§ **TASK REQUIREMENTS**: Which lines in the records below contain the word "code"? Copy each of them.

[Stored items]
— begin —

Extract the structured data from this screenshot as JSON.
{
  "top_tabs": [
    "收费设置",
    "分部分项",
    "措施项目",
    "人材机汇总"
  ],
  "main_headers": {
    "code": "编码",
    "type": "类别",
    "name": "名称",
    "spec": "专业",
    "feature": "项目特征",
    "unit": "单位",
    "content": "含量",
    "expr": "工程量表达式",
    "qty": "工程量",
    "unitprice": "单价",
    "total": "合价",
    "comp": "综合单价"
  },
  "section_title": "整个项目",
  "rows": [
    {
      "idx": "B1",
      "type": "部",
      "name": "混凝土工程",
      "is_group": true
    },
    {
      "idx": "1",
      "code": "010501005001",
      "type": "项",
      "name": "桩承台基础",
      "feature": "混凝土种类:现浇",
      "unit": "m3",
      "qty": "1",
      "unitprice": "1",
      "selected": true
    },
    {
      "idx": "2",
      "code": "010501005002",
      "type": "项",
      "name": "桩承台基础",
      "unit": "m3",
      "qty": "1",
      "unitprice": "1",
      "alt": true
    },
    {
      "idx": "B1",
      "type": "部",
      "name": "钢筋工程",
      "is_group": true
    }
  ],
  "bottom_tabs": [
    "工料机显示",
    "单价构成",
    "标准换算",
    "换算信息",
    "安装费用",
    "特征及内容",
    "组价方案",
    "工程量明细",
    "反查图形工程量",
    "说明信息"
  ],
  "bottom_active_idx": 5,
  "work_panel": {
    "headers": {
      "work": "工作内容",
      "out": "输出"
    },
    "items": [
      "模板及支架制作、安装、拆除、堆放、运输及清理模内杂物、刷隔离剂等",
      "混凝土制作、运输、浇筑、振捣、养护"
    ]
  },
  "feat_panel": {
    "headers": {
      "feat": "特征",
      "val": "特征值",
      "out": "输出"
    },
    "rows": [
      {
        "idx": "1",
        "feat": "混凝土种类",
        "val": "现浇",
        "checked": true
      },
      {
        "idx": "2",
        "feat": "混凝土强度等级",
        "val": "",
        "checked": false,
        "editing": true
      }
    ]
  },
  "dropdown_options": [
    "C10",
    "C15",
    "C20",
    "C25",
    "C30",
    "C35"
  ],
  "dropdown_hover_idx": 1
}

— end —

§ **COMPLETE OUTPUT**:
    "code": "编码",
      "code": "010501005001",
      "code": "010501005002",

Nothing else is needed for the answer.